**Goal**
Copy out only those lines running from the line with "Reverse-engineer this chart into JSON." to the end of the listing, keeping each one exactly as it is.

** Begin Entries supplied **

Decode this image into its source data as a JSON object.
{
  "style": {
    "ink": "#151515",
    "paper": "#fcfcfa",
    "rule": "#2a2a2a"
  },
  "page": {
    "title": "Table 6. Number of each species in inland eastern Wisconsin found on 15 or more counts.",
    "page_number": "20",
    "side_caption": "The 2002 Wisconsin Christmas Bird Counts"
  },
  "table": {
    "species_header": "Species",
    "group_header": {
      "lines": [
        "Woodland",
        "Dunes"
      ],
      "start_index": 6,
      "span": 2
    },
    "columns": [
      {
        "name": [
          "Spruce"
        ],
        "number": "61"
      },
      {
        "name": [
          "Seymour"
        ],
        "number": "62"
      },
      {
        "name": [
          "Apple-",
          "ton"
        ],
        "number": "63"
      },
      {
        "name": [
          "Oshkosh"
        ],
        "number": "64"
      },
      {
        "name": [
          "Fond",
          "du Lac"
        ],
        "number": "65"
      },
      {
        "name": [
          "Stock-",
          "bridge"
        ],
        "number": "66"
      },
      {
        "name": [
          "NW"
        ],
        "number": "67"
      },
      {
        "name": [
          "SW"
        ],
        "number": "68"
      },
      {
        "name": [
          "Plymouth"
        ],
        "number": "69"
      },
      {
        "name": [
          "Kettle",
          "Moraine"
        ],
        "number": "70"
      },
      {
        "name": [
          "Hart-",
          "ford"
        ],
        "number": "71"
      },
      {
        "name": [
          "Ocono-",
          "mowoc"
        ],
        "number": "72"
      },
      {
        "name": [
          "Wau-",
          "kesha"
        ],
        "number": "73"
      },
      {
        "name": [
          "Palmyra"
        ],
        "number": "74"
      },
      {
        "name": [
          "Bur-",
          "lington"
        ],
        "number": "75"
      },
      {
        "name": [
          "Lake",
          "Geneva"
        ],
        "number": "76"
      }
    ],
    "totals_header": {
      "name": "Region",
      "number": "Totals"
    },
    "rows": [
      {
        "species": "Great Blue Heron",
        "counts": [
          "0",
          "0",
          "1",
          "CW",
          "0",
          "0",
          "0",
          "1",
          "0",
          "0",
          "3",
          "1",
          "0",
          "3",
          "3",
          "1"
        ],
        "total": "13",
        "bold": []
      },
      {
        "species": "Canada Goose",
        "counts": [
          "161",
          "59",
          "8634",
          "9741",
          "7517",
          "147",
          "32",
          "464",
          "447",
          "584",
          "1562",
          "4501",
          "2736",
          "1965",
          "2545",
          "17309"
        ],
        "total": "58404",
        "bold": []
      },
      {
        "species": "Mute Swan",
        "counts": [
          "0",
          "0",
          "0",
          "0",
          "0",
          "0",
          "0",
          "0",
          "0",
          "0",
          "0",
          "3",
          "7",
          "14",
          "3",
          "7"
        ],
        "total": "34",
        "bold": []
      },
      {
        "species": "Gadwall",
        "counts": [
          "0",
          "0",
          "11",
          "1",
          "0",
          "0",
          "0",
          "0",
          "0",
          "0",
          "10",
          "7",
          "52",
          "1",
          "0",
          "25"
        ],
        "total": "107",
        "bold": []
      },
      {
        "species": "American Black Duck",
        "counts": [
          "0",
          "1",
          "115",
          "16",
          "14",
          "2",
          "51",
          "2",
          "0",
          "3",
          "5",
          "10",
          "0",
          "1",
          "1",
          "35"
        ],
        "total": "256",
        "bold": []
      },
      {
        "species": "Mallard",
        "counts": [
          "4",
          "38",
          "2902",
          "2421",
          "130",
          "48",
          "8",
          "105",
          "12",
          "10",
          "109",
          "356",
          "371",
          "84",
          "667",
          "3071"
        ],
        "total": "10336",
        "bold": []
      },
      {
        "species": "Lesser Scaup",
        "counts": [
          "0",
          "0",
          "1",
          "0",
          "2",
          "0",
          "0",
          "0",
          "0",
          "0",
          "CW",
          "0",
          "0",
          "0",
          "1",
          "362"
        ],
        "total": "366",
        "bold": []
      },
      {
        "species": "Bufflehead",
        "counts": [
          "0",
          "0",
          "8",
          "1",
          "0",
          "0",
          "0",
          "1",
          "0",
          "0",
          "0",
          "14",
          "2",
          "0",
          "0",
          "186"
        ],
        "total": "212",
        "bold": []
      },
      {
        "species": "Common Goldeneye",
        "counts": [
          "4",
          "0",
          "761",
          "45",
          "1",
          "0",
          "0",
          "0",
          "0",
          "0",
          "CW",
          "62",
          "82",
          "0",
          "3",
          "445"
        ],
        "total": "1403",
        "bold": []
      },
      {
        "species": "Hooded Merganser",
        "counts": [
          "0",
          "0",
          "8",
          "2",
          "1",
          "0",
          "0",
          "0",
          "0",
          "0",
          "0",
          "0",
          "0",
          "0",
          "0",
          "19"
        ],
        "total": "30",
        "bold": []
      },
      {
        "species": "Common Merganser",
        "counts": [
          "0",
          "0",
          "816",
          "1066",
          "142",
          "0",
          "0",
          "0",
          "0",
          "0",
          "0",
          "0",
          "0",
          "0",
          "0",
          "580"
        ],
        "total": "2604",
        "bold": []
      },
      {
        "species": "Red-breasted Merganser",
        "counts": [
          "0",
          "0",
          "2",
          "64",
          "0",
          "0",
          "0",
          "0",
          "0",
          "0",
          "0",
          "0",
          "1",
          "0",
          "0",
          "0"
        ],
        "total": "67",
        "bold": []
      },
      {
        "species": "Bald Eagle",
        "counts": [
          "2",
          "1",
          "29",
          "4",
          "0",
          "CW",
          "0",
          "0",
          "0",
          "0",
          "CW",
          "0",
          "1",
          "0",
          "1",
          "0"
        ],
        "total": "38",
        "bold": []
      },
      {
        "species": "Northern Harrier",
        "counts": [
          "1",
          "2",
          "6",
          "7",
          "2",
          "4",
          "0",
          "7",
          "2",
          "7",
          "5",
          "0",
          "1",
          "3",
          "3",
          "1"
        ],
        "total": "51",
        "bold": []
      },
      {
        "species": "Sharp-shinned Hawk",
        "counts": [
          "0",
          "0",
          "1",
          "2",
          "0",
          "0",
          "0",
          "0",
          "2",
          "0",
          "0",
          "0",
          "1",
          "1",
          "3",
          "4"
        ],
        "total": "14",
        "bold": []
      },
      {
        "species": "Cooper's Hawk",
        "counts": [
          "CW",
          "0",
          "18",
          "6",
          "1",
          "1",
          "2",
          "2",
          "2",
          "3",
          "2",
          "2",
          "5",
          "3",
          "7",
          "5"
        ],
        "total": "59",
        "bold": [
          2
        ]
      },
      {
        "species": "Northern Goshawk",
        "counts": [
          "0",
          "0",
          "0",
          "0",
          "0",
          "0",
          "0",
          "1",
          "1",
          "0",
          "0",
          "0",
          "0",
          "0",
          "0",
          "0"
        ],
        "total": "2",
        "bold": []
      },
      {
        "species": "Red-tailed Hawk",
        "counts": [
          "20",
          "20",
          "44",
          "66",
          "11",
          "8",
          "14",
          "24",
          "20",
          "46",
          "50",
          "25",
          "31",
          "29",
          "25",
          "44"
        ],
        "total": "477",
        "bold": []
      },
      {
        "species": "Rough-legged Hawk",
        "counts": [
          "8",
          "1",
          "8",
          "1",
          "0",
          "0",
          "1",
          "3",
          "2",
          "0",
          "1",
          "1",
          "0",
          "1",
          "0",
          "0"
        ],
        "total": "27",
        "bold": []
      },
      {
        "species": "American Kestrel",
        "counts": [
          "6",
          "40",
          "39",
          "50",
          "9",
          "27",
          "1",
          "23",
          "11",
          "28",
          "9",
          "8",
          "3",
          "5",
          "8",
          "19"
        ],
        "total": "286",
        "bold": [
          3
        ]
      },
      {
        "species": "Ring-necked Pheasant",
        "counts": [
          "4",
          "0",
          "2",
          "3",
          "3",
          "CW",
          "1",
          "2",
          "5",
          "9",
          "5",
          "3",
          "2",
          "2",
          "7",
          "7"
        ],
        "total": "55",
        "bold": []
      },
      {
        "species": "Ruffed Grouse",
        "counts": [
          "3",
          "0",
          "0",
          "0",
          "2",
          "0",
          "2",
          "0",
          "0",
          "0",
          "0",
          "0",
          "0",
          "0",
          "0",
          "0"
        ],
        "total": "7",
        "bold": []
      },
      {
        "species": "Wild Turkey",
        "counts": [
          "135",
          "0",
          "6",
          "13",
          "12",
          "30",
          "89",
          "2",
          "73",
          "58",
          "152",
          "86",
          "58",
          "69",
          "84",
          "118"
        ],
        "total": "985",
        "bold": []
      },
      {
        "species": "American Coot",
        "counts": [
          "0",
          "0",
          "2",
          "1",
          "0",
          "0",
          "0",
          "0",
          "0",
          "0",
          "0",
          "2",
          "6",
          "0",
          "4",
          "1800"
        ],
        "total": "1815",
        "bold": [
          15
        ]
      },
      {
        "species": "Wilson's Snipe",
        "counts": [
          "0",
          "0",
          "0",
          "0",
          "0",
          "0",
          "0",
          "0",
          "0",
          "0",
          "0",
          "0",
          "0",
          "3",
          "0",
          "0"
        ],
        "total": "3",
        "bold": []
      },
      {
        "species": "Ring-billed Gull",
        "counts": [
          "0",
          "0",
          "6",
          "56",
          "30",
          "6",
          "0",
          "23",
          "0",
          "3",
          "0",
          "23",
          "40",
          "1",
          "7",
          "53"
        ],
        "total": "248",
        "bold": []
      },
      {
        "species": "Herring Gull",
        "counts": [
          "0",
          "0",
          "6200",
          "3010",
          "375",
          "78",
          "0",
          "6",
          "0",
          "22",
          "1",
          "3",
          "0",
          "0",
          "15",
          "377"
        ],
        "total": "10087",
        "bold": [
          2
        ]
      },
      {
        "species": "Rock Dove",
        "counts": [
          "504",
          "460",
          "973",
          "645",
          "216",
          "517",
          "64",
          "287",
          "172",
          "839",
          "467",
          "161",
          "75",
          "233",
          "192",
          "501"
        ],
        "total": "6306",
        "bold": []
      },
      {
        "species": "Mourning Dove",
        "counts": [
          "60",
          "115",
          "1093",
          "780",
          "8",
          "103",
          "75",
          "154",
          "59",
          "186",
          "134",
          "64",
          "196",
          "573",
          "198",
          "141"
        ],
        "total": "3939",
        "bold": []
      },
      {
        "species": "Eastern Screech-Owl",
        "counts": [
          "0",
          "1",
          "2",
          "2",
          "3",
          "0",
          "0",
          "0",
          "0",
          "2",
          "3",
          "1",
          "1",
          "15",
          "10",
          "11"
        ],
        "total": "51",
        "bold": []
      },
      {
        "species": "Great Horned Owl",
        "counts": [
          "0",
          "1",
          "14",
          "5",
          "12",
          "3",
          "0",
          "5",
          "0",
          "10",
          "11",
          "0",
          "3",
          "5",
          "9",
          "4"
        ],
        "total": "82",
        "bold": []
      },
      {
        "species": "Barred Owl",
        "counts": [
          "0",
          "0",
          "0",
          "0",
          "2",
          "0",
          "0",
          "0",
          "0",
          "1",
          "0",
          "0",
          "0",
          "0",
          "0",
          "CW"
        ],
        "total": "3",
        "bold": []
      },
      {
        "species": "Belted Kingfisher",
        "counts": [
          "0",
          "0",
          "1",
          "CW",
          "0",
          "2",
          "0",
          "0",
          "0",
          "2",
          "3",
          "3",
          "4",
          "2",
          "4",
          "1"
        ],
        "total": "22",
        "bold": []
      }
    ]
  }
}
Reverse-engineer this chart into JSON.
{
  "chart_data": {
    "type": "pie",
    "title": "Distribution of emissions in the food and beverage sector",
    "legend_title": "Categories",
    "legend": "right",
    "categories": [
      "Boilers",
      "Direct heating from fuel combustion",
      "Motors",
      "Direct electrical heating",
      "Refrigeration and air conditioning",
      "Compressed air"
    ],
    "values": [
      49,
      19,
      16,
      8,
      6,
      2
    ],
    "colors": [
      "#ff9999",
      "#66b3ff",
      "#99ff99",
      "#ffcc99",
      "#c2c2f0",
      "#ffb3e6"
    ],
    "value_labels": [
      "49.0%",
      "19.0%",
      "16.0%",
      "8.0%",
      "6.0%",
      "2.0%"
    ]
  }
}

** End Entries supplied **

**Output**
Reverse-engineer this chart into JSON.
{
  "chart_data": {
    "type": "pie",
    "title": "Distribution of emissions in the food and beverage sector",
    "legend_title": "Categories",
    "legend": "right",
    "categories": [
      "Boilers",
      "Direct heating from fuel combustion",
      "Motors",
      "Direct electrical heating",
      "Refrigeration and air conditioning",
      "Compressed air"
    ],
    "values": [
      49,
      19,
      16,
      8,
      6,
      2
    ],
    "colors": [
      "#ff9999",
      "#66b3ff",
      "#99ff99",
      "#ffcc99",
      "#c2c2f0",
      "#ffb3e6"
    ],
    "value_labels": [
      "49.0%",
      "19.0%",
      "16.0%",
      "8.0%",
      "6.0%",
      "2.0%"
    ]
  }
}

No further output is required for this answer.